## Aufgabenstellung
Ordnen Sie alles vom Beginn der Daten bis einschließlich der Zeile mit „tab-visual[interactable]: ビジュアル [420, 126, 474, 145]“ als Markdown-Tabelle mit den Spalten „Nummer“ und „Zeile“ an. Leere Zeilen lassen Sie dabei weg.

########################################

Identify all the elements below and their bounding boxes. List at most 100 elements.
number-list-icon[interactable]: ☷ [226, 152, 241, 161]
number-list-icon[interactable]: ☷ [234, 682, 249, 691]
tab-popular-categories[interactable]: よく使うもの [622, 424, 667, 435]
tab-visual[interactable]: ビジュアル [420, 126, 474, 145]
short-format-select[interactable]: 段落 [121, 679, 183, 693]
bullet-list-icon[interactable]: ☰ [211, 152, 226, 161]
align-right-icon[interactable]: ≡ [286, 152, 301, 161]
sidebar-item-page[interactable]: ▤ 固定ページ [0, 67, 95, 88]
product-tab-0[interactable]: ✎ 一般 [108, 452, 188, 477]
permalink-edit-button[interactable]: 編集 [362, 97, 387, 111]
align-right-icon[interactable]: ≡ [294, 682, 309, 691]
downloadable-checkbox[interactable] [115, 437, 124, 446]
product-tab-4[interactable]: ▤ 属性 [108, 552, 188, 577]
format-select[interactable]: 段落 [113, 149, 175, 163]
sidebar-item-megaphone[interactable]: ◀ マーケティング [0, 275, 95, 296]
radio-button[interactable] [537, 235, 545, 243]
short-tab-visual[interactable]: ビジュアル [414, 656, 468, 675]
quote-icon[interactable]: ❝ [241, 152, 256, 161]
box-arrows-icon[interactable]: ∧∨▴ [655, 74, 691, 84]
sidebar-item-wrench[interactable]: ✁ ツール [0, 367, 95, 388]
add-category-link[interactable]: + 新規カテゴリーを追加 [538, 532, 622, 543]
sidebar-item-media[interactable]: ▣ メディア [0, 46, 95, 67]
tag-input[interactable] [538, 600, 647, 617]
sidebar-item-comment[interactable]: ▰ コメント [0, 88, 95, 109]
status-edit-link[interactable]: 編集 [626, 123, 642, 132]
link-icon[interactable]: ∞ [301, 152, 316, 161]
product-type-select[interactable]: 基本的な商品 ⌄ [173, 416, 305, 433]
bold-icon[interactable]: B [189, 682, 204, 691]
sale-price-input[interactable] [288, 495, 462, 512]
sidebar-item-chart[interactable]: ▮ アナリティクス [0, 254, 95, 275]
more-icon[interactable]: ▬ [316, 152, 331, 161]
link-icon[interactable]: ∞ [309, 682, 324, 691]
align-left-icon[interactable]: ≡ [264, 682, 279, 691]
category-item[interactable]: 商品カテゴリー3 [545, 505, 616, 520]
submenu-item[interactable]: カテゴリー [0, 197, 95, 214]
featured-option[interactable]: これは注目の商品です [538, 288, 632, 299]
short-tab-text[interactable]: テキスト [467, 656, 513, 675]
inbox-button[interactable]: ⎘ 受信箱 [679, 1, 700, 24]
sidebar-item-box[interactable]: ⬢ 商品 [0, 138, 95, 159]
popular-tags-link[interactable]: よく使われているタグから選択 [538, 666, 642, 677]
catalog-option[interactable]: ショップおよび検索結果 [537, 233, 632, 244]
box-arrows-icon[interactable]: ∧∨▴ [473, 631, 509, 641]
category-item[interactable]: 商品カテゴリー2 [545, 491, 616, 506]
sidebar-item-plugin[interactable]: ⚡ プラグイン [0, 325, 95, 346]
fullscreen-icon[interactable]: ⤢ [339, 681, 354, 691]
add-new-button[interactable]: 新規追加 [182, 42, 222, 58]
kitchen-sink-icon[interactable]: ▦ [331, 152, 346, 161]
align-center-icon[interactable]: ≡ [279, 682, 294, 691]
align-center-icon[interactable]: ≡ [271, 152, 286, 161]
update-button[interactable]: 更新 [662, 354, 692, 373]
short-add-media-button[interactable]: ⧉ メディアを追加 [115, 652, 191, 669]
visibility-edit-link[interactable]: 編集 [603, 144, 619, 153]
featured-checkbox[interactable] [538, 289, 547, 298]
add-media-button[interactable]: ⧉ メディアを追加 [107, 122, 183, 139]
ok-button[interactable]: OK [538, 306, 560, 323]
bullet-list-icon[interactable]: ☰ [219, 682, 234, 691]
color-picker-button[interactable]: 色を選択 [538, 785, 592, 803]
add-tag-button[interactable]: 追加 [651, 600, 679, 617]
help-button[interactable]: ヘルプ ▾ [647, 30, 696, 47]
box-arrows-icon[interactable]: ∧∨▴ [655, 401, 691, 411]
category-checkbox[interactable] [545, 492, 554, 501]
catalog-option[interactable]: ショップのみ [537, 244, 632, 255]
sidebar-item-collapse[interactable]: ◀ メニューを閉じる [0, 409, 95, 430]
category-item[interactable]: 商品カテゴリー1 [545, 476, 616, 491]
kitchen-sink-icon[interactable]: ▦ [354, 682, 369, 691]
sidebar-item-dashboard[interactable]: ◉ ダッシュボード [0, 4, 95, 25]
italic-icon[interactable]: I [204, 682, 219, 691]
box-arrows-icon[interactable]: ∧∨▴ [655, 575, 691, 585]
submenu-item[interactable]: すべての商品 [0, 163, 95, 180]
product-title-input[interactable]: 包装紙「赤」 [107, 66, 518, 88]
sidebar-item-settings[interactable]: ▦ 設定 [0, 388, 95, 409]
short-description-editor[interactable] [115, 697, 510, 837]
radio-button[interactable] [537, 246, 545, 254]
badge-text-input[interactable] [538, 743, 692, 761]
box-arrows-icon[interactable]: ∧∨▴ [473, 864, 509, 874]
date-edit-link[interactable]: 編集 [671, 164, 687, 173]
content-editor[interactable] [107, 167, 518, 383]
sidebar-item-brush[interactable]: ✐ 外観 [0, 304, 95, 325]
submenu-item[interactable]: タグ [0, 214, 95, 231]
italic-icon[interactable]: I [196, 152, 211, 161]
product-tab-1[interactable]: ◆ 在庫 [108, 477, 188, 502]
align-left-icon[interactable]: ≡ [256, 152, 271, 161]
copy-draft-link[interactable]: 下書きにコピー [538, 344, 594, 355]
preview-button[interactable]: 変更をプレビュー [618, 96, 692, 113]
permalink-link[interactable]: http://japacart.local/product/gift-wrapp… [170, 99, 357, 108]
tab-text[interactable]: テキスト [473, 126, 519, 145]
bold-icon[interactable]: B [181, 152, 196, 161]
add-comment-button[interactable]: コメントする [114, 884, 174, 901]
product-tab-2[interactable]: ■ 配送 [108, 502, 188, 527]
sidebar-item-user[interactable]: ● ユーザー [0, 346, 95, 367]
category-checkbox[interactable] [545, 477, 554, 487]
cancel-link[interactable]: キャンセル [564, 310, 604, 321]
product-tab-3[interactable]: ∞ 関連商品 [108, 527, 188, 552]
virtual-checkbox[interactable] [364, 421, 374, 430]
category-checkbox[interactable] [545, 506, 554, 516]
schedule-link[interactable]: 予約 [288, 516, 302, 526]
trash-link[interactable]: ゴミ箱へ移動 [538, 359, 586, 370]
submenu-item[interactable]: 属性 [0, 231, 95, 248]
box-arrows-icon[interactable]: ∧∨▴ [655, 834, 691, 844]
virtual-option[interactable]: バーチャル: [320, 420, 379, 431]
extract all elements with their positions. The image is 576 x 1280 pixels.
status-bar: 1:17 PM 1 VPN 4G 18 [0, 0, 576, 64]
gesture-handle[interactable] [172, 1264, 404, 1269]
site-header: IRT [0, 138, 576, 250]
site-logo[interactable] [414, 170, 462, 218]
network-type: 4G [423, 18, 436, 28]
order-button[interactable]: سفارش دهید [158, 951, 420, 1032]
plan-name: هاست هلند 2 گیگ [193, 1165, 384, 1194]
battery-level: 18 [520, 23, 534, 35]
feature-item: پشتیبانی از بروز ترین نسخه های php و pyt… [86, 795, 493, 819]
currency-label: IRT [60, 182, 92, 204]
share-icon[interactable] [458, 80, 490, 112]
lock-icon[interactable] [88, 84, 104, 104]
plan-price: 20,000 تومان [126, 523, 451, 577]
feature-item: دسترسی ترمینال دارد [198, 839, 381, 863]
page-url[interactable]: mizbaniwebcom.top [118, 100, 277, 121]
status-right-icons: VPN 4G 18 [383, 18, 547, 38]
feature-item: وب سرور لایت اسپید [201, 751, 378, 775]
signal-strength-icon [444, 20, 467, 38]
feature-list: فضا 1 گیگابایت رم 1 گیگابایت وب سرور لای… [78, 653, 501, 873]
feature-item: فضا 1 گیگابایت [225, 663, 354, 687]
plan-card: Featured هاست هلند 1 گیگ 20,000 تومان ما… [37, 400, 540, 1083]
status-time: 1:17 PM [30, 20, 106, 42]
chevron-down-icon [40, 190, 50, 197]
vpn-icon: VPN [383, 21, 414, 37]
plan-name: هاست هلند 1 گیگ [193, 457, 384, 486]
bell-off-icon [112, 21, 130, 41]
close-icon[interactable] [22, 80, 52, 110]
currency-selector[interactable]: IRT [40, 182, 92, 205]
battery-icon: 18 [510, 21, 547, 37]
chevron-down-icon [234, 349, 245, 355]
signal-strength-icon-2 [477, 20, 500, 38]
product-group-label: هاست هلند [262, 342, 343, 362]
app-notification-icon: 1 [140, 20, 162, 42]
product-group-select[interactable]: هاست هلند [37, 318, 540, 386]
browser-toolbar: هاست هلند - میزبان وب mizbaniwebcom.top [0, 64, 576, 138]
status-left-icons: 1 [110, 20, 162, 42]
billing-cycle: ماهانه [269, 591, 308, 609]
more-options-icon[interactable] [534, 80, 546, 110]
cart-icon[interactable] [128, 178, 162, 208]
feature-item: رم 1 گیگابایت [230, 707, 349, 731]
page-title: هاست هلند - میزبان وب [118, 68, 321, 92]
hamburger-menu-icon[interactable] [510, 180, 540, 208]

########################################

## Ausgearbeitete Lösung
| Nummer | Zeile |
|---|---|
| 1 | Identify all the elements below and their bounding boxes. List at most 100 elements. |
| 2 | number-list-icon[interactable]: ☷ [226, 152, 241, 161] |
| 3 | number-list-icon[interactable]: ☷ [234, 682, 249, 691] |
| 4 | tab-popular-categories[interactable]: よく使うもの [622, 424, 667, 435] |
| 5 | tab-visual[interactable]: ビジュアル [420, 126, 474, 145] |